-- Aim of the task --
Turn all of the data below into a numbered list, skipping any blank lines.

[Region annotation records]
■ ■ ■ ■ ■
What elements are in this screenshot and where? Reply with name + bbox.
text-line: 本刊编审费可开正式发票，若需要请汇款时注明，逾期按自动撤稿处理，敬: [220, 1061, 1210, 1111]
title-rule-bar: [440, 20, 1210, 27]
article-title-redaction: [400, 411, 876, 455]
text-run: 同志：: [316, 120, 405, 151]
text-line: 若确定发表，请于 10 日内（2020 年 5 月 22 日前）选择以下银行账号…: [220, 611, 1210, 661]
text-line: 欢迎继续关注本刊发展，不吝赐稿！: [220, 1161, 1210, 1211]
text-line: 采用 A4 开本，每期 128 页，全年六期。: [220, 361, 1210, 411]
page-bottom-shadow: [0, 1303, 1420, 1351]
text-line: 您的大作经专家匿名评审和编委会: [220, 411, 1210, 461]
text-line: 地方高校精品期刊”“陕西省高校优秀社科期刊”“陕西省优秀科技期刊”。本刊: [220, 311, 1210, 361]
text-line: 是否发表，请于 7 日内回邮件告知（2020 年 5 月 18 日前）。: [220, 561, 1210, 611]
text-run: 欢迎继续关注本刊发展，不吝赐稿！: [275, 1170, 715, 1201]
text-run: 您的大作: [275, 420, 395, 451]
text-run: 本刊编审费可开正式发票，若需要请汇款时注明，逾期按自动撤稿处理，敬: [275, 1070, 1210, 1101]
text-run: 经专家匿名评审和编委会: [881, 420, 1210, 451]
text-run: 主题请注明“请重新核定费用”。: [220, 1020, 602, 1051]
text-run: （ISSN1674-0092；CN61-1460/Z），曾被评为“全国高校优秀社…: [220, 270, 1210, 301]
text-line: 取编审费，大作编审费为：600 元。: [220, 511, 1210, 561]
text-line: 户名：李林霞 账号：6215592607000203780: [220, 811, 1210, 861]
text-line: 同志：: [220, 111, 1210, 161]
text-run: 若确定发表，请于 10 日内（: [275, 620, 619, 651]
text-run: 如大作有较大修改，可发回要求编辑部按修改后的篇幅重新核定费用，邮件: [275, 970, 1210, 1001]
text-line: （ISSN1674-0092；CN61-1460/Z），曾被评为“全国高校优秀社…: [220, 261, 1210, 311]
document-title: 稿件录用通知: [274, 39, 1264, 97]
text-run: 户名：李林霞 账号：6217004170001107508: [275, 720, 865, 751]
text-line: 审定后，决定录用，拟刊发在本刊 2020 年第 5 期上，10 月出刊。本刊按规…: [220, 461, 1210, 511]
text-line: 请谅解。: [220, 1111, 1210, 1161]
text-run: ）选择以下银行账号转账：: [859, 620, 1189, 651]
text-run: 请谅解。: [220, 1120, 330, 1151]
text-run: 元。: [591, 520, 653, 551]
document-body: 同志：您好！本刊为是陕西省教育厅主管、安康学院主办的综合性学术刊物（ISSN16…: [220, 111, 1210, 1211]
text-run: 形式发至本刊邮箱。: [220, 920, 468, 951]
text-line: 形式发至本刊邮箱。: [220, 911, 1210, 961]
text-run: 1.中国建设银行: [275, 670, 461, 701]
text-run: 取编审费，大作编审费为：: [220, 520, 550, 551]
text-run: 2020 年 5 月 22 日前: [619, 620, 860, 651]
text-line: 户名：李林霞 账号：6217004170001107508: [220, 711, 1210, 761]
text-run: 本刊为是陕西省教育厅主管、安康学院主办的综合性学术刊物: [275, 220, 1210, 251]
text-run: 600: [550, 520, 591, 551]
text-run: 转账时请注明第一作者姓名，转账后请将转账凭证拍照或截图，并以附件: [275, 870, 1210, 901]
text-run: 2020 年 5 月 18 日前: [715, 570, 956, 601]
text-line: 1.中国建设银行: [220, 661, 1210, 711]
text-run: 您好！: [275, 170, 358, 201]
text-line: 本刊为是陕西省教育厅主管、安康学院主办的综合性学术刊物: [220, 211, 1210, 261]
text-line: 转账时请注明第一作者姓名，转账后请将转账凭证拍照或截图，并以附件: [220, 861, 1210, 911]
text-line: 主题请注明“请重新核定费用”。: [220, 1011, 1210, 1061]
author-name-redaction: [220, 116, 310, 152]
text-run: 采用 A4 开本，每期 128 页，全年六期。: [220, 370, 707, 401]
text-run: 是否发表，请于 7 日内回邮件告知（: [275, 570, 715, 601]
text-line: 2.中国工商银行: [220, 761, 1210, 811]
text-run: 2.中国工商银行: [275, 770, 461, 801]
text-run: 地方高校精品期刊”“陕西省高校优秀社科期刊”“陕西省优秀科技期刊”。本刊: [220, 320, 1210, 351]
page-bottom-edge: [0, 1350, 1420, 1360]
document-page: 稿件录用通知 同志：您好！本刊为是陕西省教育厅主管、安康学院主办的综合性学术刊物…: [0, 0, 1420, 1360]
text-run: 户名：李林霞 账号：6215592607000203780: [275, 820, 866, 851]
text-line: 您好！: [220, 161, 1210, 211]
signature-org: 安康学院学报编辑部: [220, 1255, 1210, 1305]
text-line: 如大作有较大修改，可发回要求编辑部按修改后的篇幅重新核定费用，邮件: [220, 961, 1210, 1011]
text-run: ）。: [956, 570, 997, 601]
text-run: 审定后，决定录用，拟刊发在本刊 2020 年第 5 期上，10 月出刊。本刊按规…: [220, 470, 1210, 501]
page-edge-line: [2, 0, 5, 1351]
■ ■ ■ ■ ■
-- Task answer --
1. What elements are in this screenshot and where? Reply with name + bbox.
2. text-line: 本刊编审费可开正式发票，若需要请汇款时注明，逾期按自动撤稿处理，敬: [220, 1061, 1210, 1111]
3. title-rule-bar: [440, 20, 1210, 27]
4. article-title-redaction: [400, 411, 876, 455]
5. text-run: 同志：: [316, 120, 405, 151]
6. text-line: 若确定发表，请于 10 日内（2020 年 5 月 22 日前）选择以下银行账号…: [220, 611, 1210, 661]
7. text-line: 欢迎继续关注本刊发展，不吝赐稿！: [220, 1161, 1210, 1211]
8. text-line: 采用 A4 开本，每期 128 页，全年六期。: [220, 361, 1210, 411]
9. page-bottom-shadow: [0, 1303, 1420, 1351]
10. text-line: 您的大作经专家匿名评审和编委会: [220, 411, 1210, 461]
11. text-line: 地方高校精品期刊”“陕西省高校优秀社科期刊”“陕西省优秀科技期刊”。本刊: [220, 311, 1210, 361]
12. text-line: 是否发表，请于 7 日内回邮件告知（2020 年 5 月 18 日前）。: [220, 561, 1210, 611]
13. text-run: 欢迎继续关注本刊发展，不吝赐稿！: [275, 1170, 715, 1201]
14. text-run: 您的大作: [275, 420, 395, 451]
15. text-run: 本刊编审费可开正式发票，若需要请汇款时注明，逾期按自动撤稿处理，敬: [275, 1070, 1210, 1101]
16. text-run: 经专家匿名评审和编委会: [881, 420, 1210, 451]
17. text-run: 主题请注明“请重新核定费用”。: [220, 1020, 602, 1051]
18. text-run: （ISSN1674-0092；CN61-1460/Z），曾被评为“全国高校优秀社…: [220, 270, 1210, 301]
19. text-line: 取编审费，大作编审费为：600 元。: [220, 511, 1210, 561]
20. text-line: 户名：李林霞 账号：6215592607000203780: [220, 811, 1210, 861]
21. text-line: 同志：: [220, 111, 1210, 161]
22. text-run: 若确定发表，请于 10 日内（: [275, 620, 619, 651]
23. text-run: 如大作有较大修改，可发回要求编辑部按修改后的篇幅重新核定费用，邮件: [275, 970, 1210, 1001]
24. text-line: （ISSN1674-0092；CN61-1460/Z），曾被评为“全国高校优秀社…: [220, 261, 1210, 311]
25. document-title: 稿件录用通知: [274, 39, 1264, 97]
26. text-run: 户名：李林霞 账号：6217004170001107508: [275, 720, 865, 751]
27. text-line: 审定后，决定录用，拟刊发在本刊 2020 年第 5 期上，10 月出刊。本刊按规…: [220, 461, 1210, 511]
28. text-line: 请谅解。: [220, 1111, 1210, 1161]
29. text-run: ）选择以下银行账号转账：: [859, 620, 1189, 651]
30. text-run: 请谅解。: [220, 1120, 330, 1151]
31. text-run: 元。: [591, 520, 653, 551]
32. document-body: 同志：您好！本刊为是陕西省教育厅主管、安康学院主办的综合性学术刊物（ISSN16…: [220, 111, 1210, 1211]
33. text-run: 形式发至本刊邮箱。: [220, 920, 468, 951]
34. text-line: 形式发至本刊邮箱。: [220, 911, 1210, 961]
35. text-run: 1.中国建设银行: [275, 670, 461, 701]
36. text-run: 取编审费，大作编审费为：: [220, 520, 550, 551]
37. text-run: 2020 年 5 月 22 日前: [619, 620, 860, 651]
38. text-line: 户名：李林霞 账号：6217004170001107508: [220, 711, 1210, 761]
39. text-run: 本刊为是陕西省教育厅主管、安康学院主办的综合性学术刊物: [275, 220, 1210, 251]
40. text-run: 600: [550, 520, 591, 551]
41. text-run: 转账时请注明第一作者姓名，转账后请将转账凭证拍照或截图，并以附件: [275, 870, 1210, 901]
42. text-run: 2020 年 5 月 18 日前: [715, 570, 956, 601]
43. text-line: 1.中国建设银行: [220, 661, 1210, 711]
44. text-run: 您好！: [275, 170, 358, 201]
45. text-line: 本刊为是陕西省教育厅主管、安康学院主办的综合性学术刊物: [220, 211, 1210, 261]
46. text-line: 转账时请注明第一作者姓名，转账后请将转账凭证拍照或截图，并以附件: [220, 861, 1210, 911]
47. text-line: 主题请注明“请重新核定费用”。: [220, 1011, 1210, 1061]
48. author-name-redaction: [220, 116, 310, 152]
49. text-run: 采用 A4 开本，每期 128 页，全年六期。: [220, 370, 707, 401]
50. text-run: 是否发表，请于 7 日内回邮件告知（: [275, 570, 715, 601]
51. text-line: 2.中国工商银行: [220, 761, 1210, 811]
52. text-run: 2.中国工商银行: [275, 770, 461, 801]
53. text-run: 地方高校精品期刊”“陕西省高校优秀社科期刊”“陕西省优秀科技期刊”。本刊: [220, 320, 1210, 351]
54. page-bottom-edge: [0, 1350, 1420, 1360]
55. document-page: 稿件录用通知 同志：您好！本刊为是陕西省教育厅主管、安康学院主办的综合性学术刊物…: [0, 0, 1420, 1360]
56. text-run: 户名：李林霞 账号：6215592607000203780: [275, 820, 866, 851]
57. text-line: 您好！: [220, 161, 1210, 211]
58. signature-org: 安康学院学报编辑部: [220, 1255, 1210, 1305]
59. text-line: 如大作有较大修改，可发回要求编辑部按修改后的篇幅重新核定费用，邮件: [220, 961, 1210, 1011]
60. text-run: ）。: [956, 570, 997, 601]
61. text-run: 审定后，决定录用，拟刊发在本刊 2020 年第 5 期上，10 月出刊。本刊按规…: [220, 470, 1210, 501]
62. page-edge-line: [2, 0, 5, 1351]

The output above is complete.